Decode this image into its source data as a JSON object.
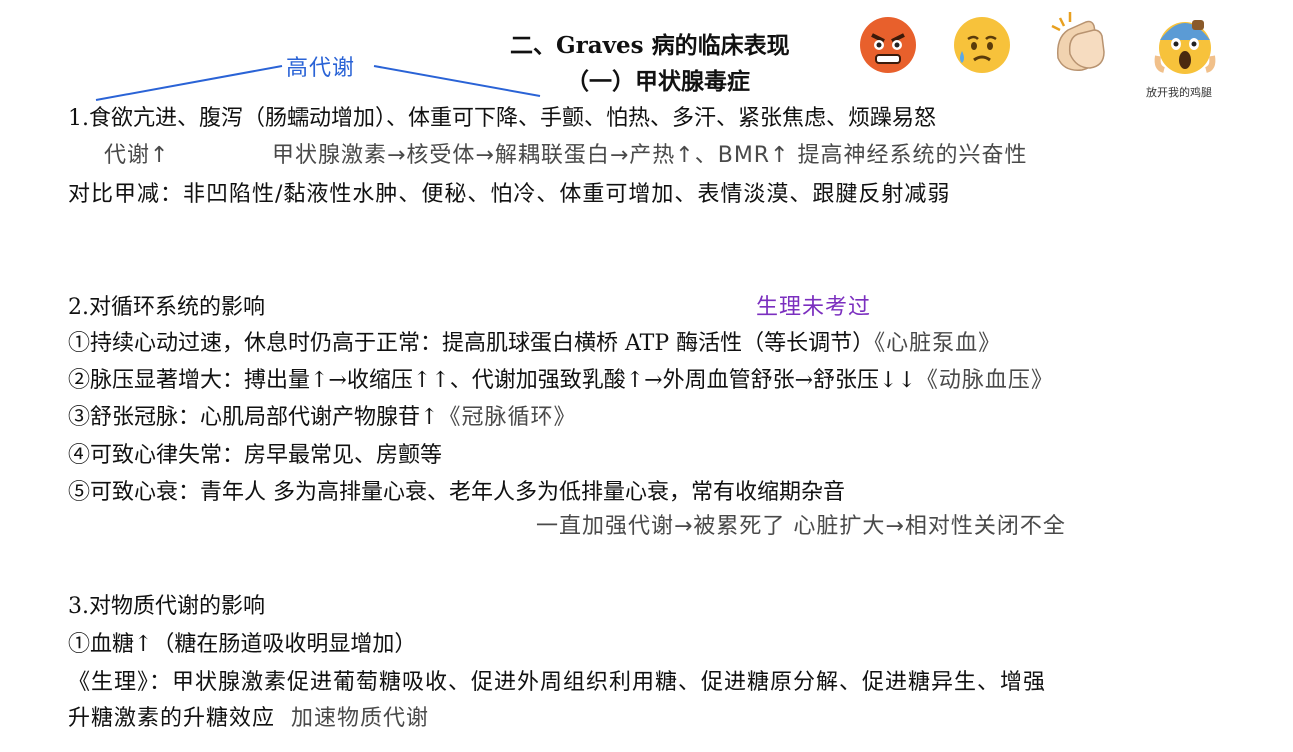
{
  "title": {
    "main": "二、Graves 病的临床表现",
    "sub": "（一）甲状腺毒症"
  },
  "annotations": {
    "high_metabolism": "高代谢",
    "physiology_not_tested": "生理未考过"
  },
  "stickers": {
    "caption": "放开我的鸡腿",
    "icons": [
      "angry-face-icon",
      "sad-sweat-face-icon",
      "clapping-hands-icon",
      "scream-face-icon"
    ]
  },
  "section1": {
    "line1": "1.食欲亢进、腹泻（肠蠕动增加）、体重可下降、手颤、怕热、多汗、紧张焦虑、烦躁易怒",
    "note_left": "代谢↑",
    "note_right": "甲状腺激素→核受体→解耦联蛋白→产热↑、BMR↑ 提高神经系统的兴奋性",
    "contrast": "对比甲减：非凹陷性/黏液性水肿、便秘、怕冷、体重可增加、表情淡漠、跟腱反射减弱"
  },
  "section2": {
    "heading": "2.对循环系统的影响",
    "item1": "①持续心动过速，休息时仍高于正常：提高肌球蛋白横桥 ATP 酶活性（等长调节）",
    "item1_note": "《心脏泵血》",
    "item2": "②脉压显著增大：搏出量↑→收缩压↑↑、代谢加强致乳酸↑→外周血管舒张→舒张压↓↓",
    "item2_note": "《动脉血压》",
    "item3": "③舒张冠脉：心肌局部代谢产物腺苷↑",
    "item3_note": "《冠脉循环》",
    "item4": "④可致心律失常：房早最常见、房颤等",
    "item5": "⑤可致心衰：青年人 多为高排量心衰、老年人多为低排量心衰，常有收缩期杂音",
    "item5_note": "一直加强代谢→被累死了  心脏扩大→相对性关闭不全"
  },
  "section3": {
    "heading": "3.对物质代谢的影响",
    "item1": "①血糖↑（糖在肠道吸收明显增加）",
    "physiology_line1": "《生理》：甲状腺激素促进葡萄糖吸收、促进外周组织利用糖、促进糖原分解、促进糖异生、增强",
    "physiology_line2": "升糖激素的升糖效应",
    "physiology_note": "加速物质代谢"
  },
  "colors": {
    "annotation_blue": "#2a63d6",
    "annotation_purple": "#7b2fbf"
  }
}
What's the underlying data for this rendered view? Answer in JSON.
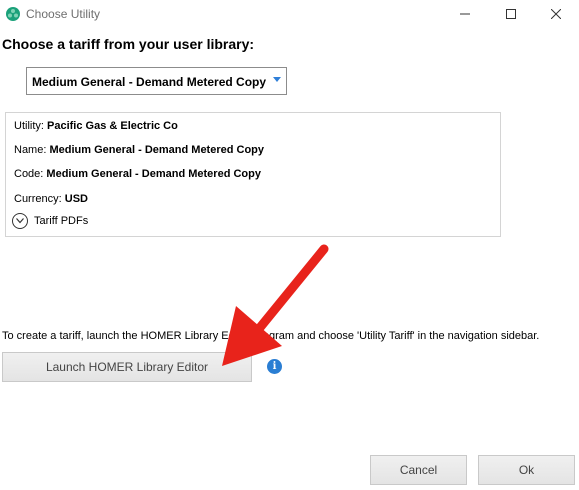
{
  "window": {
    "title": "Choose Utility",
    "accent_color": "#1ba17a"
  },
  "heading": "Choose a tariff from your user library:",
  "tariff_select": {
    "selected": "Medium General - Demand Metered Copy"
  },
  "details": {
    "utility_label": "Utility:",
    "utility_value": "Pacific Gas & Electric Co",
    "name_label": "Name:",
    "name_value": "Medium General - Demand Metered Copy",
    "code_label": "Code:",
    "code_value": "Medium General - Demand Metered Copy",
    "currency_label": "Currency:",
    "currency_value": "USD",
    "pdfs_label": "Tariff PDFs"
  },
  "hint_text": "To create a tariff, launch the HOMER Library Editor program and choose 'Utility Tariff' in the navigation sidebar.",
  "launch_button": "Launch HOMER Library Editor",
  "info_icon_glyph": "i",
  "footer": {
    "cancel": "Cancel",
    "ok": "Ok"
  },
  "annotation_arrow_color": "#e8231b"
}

-*-

◆ WRITTEN TASK ◆
All the records need to be repeated exactly, with the images dropped.

◆ RESPONSE FOR THIS EXERCISE ◆
Decode this image into its source data as a JSON object.
{
  "title": {
    "main": "二、Graves 病的临床表现",
    "sub": "（一）甲状腺毒症"
  },
  "annotations": {
    "high_metabolism": "高代谢",
    "physiology_not_tested": "生理未考过"
  },
  "stickers": {
    "caption": "放开我的鸡腿",
    "icons": [
      "angry-face-icon",
      "sad-sweat-face-icon",
      "clapping-hands-icon",
      "scream-face-icon"
    ]
  },
  "section1": {
    "line1": "1.食欲亢进、腹泻（肠蠕动增加）、体重可下降、手颤、怕热、多汗、紧张焦虑、烦躁易怒",
    "note_left": "代谢↑",
    "note_right": "甲状腺激素→核受体→解耦联蛋白→产热↑、BMR↑ 提高神经系统的兴奋性",
    "contrast": "对比甲减：非凹陷性/黏液性水肿、便秘、怕冷、体重可增加、表情淡漠、跟腱反射减弱"
  },
  "section2": {
    "heading": "2.对循环系统的影响",
    "item1": "①持续心动过速，休息时仍高于正常：提高肌球蛋白横桥 ATP 酶活性（等长调节）",
    "item1_note": "《心脏泵血》",
    "item2": "②脉压显著增大：搏出量↑→收缩压↑↑、代谢加强致乳酸↑→外周血管舒张→舒张压↓↓",
    "item2_note": "《动脉血压》",
    "item3": "③舒张冠脉：心肌局部代谢产物腺苷↑",
    "item3_note": "《冠脉循环》",
    "item4": "④可致心律失常：房早最常见、房颤等",
    "item5": "⑤可致心衰：青年人 多为高排量心衰、老年人多为低排量心衰，常有收缩期杂音",
    "item5_note": "一直加强代谢→被累死了  心脏扩大→相对性关闭不全"
  },
  "section3": {
    "heading": "3.对物质代谢的影响",
    "item1": "①血糖↑（糖在肠道吸收明显增加）",
    "physiology_line1": "《生理》：甲状腺激素促进葡萄糖吸收、促进外周组织利用糖、促进糖原分解、促进糖异生、增强",
    "physiology_line2": "升糖激素的升糖效应",
    "physiology_note": "加速物质代谢"
  },
  "colors": {
    "annotation_blue": "#2a63d6",
    "annotation_purple": "#7b2fbf"
  }
}
What's the underlying data for this rendered view? Answer in JSON.
{
  "window": {
    "title": "Choose Utility",
    "accent_color": "#1ba17a"
  },
  "heading": "Choose a tariff from your user library:",
  "tariff_select": {
    "selected": "Medium General - Demand Metered Copy"
  },
  "details": {
    "utility_label": "Utility:",
    "utility_value": "Pacific Gas & Electric Co",
    "name_label": "Name:",
    "name_value": "Medium General - Demand Metered Copy",
    "code_label": "Code:",
    "code_value": "Medium General - Demand Metered Copy",
    "currency_label": "Currency:",
    "currency_value": "USD",
    "pdfs_label": "Tariff PDFs"
  },
  "hint_text": "To create a tariff, launch the HOMER Library Editor program and choose 'Utility Tariff' in the navigation sidebar.",
  "launch_button": "Launch HOMER Library Editor",
  "info_icon_glyph": "i",
  "footer": {
    "cancel": "Cancel",
    "ok": "Ok"
  },
  "annotation_arrow_color": "#e8231b"
}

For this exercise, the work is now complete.